### TAREFA OBRIGATÓRIA 1
Transcreva da entrevista com Rebeca Grynspan tudo, desde "IPS: O que representa" até "Desenvolvimento Sustentável (Rio+20)?".

### PÁGINA
▼
Rebeca Grynspan: “É preciso prestar muita atenção à expansão da classe média, que traz consigo novas demandas aos Estados”. Foto: Gentileza do Pnud
Rebeca Grynspan: “É preciso prestar muita atenção à expansão da classe média, que traz consigo novas demandas aos Estados”. Foto: Gentileza do Pnud

Rio de Janeiro, Brasil, 4/7/2013 – Os protestos que tomam as ruas de centenas de cidades do Brasil são resultado da expansão da classe média, que agora busca ser ouvida em suas demandas, afirmou Rebeca Grynspan, após visitar este país para inaugurar o Centro Mundial de Desenvolvimento Sustentável.

Secretária-geral adjunta da Organização das Nações Unidas (ONU) e administradora associada do Programa das Nações Unidas para o Desenvolvimento (Pnud), Rebeca defendeu uma agenda construtiva para incluir a participação de toda sociedade no sistema político de tomada de decisões. O Pnud estima que 80% da classe média do mundo viverá em países em desenvolvimento até 2050 e, portanto, haverá maior demanda social sobre esses Estados.

O centro internacional conhecido apenas como Rio+ foi criado pelo governo de Dilma Rousseff, com apoio do Pnud, e tem por objetivo abordar questões relacionadas com o clima, a redução da pobreza, as problemáticas das cidades e contribuir, em geral, para a consecução dos Objetivos de Desenvolvimento Sustentável (ODS).

IPS: O que representa o recém-lançado Centro Rio+ justamente um ano depois da Conferência das Nações Unidas sobre Desenvolvimento Sustentável (Rio+20)?

REBECA GRYNSPAN: O Centro Rio+ é realmente a concretização do que falamos na Rio+20, quando decidimos pela criação desta entidade e assinamos com o governo brasileiro. Trata-se de aproveitar este momento em que há uma conversação global sobre como este mundo levará adiante uma agenda de desenvolvimento única que abrigue tudo o que aprendemos nos Objetivos de Desenvolvimento do Milênio (ODM) e o contexto do crescimento sustentável.

IPS: Como pensar uma agenda de desenvolvimento única para o mundo? Quais são os desafios para o Centro Rio+?
▲
### LISTAGEM DE DADOS
▼
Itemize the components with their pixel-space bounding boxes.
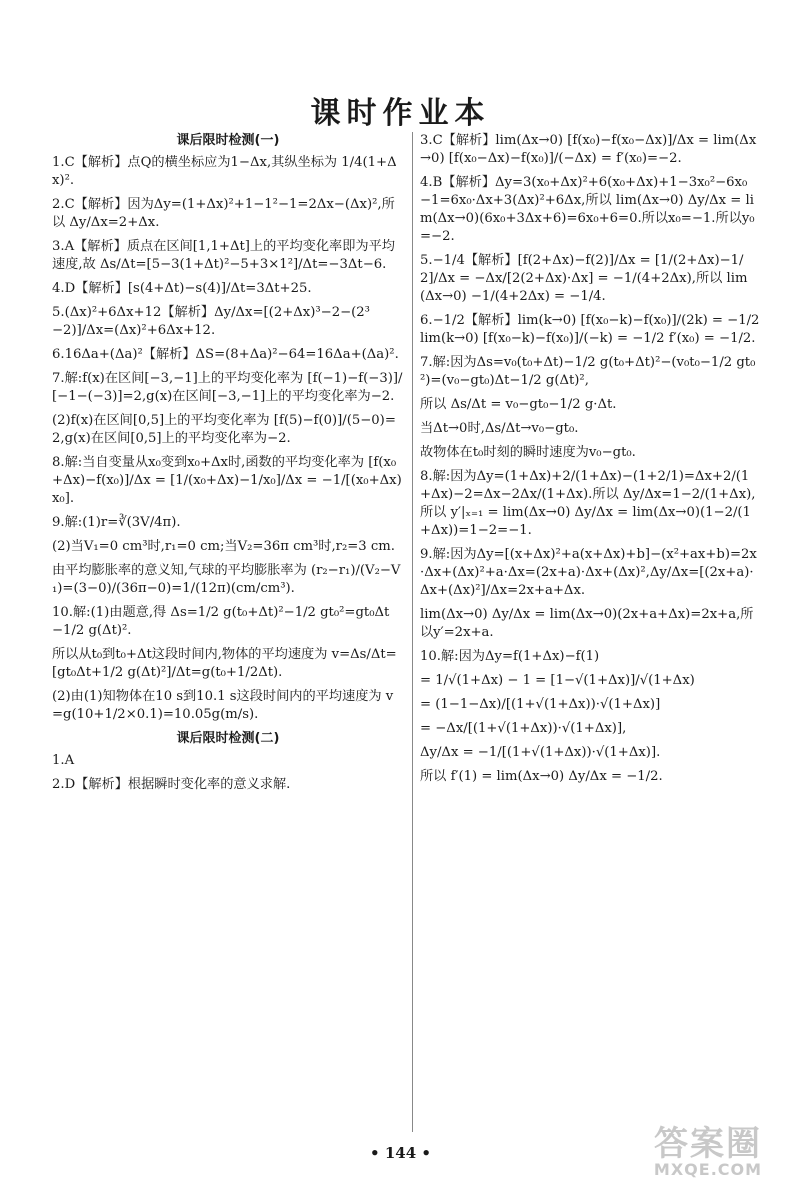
- answer-item: 5.(Δx)²+6Δx+12【解析】Δy/Δx=[(2+Δx)³−2−(2³−2)]/Δx=(Δx)²+6Δx+12.: [52, 305, 370, 338]
- answer-item: (2)由(1)知物体在10 s到10.1 s这段时间内的平均速度为 v=g(10+1/2×0.1)=10.05g(m/s).: [52, 689, 394, 722]
- answer-item: 3.C【解析】lim(Δx→0) [f(x₀)−f(x₀−Δx)]/Δx = lim(Δx→0) [f(x₀−Δx)−f(x₀)]/(−Δx) = f′(x₀)=−2.: [420, 133, 757, 166]
- answer-item: 由平均膨胀率的意义知,气球的平均膨胀率为 (r₂−r₁)/(V₂−V₁)=(3−0)/(36π−0)=1/(12π)(cm/cm³).: [52, 563, 401, 596]
- section-title-1: 课后限时检测(一): [176, 133, 280, 148]
- watermark-logo: [633, 1116, 783, 1186]
- answer-item: 10.解:(1)由题意,得 Δs=1/2 g(t₀+Δt)²−1/2 gt₀²=gt₀Δt−1/2 g(Δt)².: [52, 605, 390, 638]
- answer-item: 9.解:因为Δy=[(x+Δx)²+a(x+Δx)+b]−(x²+ax+b)=2x·Δx+(Δx)²+a·Δx=(2x+a)·Δx+(Δx)²,Δy/Δx=[(2x+a)·Δx+(Δx)²]/Δx=2x+a+Δx.: [420, 547, 757, 598]
- answer-item: 所以从t₀到t₀+Δt这段时间内,物体的平均速度为 v=Δs/Δt=[gt₀Δt+1/2 g(Δt)²]/Δt=g(t₀+1/2Δt).: [52, 647, 397, 680]
- watermark-main: 答案圈: [654, 1124, 762, 1164]
- answer-item: 4.B【解析】Δy=3(x₀+Δx)²+6(x₀+Δx)+1−3x₀²−6x₀−1=6x₀·Δx+3(Δx)²+6Δx,所以 lim(Δx→0) Δy/Δx = lim(Δx→0)(6x₀+3Δx+6)=6x₀+6=0.所以x₀=−1.所以y₀=−2.: [420, 175, 755, 244]
- answer-item: 10.解:因为Δy=f(1+Δx)−f(1): [420, 649, 600, 664]
- answer-item: (2)f(x)在区间[0,5]上的平均变化率为 [f(5)−f(0)]/(5−0)=2,g(x)在区间[0,5]上的平均变化率为−2.: [52, 413, 396, 446]
- answer-item: = 1/√(1+Δx) − 1 = [1−√(1+Δx)]/√(1+Δx): [420, 673, 695, 688]
- answer-item: 7.解:因为Δs=v₀(t₀+Δt)−1/2 g(t₀+Δt)²−(v₀t₀−1/2 gt₀²)=(v₀−gt₀)Δt−1/2 g(Δt)²,: [420, 355, 756, 388]
- right-column: [420, 132, 764, 792]
- answer-item: 5.−1/4【解析】[f(2+Δx)−f(2)]/Δx = [1/(2+Δx)−1/2]/Δx = −Δx/[2(2+Δx)·Δx] = −1/(4+2Δx),所以 lim(Δx→0) −1/(4+2Δx) = −1/4.: [420, 253, 748, 304]
- answer-item: 6.16Δa+(Δa)²【解析】ΔS=(8+Δa)²−64=16Δa+(Δa)².: [52, 347, 399, 362]
- answer-item: 4.D【解析】[s(4+Δt)−s(4)]/Δt=3Δt+25.: [52, 281, 312, 296]
- answer-item: 当Δt→0时,Δs/Δt→v₀−gt₀.: [420, 421, 579, 436]
- answer-item: 8.解:当自变量从x₀变到x₀+Δx时,函数的平均变化率为 [f(x₀+Δx)−f(x₀)]/Δx = [1/(x₀+Δx)−1/x₀]/Δx = −1/[(x₀+Δx)x₀].: [52, 455, 402, 506]
- watermark-sub: MXQE.COM: [653, 1160, 763, 1179]
- answer-item: 所以 Δs/Δt = v₀−gt₀−1/2 g·Δt.: [420, 397, 617, 412]
- answer-item: 9.解:(1)r=∛(3V/4π).: [52, 515, 181, 530]
- answer-item: 2.C【解析】因为Δy=(1+Δx)²+1−1²−1=2Δx−(Δx)²,所以 Δy/Δx=2+Δx.: [52, 197, 395, 230]
- answer-item: = (1−1−Δx)/[(1+√(1+Δx))·√(1+Δx)]: [420, 697, 661, 712]
- answer-item: Δy/Δx = −1/[(1+√(1+Δx))·√(1+Δx)].: [420, 745, 661, 760]
- answer-item: 8.解:因为Δy=(1+Δx)+2/(1+Δx)−(1+2/1)=Δx+2/(1+Δx)−2=Δx−2Δx/(1+Δx).所以 Δy/Δx=1−2/(1+Δx),所以 y′|ₓ₌₁ = lim(Δx→0) Δy/Δx = lim(Δx→0)(1−2/(1+Δx))=1−2=−1.: [420, 469, 756, 538]
- answer-item: (2)当V₁=0 cm³时,r₁=0 cm;当V₂=36π cm³时,r₂=3 cm.: [52, 539, 395, 554]
- answer-item: = −Δx/[(1+√(1+Δx))·√(1+Δx)],: [420, 721, 627, 736]
- answer-item: 1.A: [52, 753, 75, 768]
- answer-item: 故物体在t₀时刻的瞬时速度为v₀−gt₀.: [420, 445, 636, 460]
- answer-item: 2.D【解析】根据瞬时变化率的意义求解.: [52, 777, 291, 792]
- answer-item: 3.A【解析】质点在区间[1,1+Δt]上的平均变化率即为平均速度,故 Δs/Δt=[5−3(1+Δt)²−5+3×1²]/Δt=−3Δt−6.: [52, 239, 395, 272]
- section-title-2: 课后限时检测(二): [176, 731, 280, 746]
- answer-item: 7.解:f(x)在区间[−3,−1]上的平均变化率为 [f(−1)−f(−3)]/[−1−(−3)]=2,g(x)在区间[−3,−1]上的平均变化率为−2.: [52, 371, 403, 404]
- page-title: 课时作业本: [310, 96, 491, 131]
- page-number: • 144 •: [370, 1144, 431, 1162]
- answer-item: 1.C【解析】点Q的横坐标应为1−Δx,其纵坐标为 1/4(1+Δx)².: [52, 155, 397, 188]
- answer-item: 所以 f′(1) = lim(Δx→0) Δy/Δx = −1/2.: [420, 769, 663, 784]
- answer-item: lim(Δx→0) Δy/Δx = lim(Δx→0)(2x+a+Δx)=2x+a,所以y′=2x+a.: [420, 607, 754, 640]
- answer-item: 6.−1/2【解析】lim(k→0) [f(x₀−k)−f(x₀)]/(2k) = −1/2 lim(k→0) [f(x₀−k)−f(x₀)]/(−k) = −1/2 f′(x₀) = −1/2.: [420, 313, 764, 346]
- left-column: [52, 132, 404, 800]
▲
### TAREFA OBRIGATÓRIA 2
Por favor, converta em tabela Markdown somente as linhas da listagem, desde a que contém "305, 370, 338]" até a que contém "- answer-item: 10.解:(1)由题意,得", ambas incluídas. Use as colunas n e Linha e omita as linhas em branco.

### RESPOSTA CORRETA 1
IPS: O que representa o recém-lançado Centro Rio+ justamente um ano depois da Conferência das Nações Unidas sobre Desenvolvimento Sustentável (Rio+20)?

### RESPOSTA CORRETA 2
| n | Linha |
|---|---|
| 1 | - answer-item: 5.(Δx)²+6Δx+12【解析】Δy/Δx=[(2+Δx)³−2−(2³−2)]/Δx=(Δx)²+6Δx+12.: [52, 305, 370, 338] |
| 2 | - answer-item: (2)由(1)知物体在10 s到10.1 s这段时间内的平均速度为 v=g(10+1/2×0.1)=10.05g(m/s).: [52, 689, 394, 722] |
| 3 | - answer-item: 3.C【解析】lim(Δx→0) [f(x₀)−f(x₀−Δx)]/Δx = lim(Δx→0) [f(x₀−Δx)−f(x₀)]/(−Δx) = f′(x₀)=−2.: [420, 133, 757, 166] |
| 4 | - answer-item: 由平均膨胀率的意义知,气球的平均膨胀率为 (r₂−r₁)/(V₂−V₁)=(3−0)/(36π−0)=1/(12π)(cm/cm³).: [52, 563, 401, 596] |
| 5 | - section-title-1: 课后限时检测(一): [176, 133, 280, 148] |
| 6 | - watermark-logo: [633, 1116, 783, 1186] |
| 7 | - answer-item: 10.解:(1)由题意,得 Δs=1/2 g(t₀+Δt)²−1/2 gt₀²=gt₀Δt−1/2 g(Δt)².: [52, 605, 390, 638] |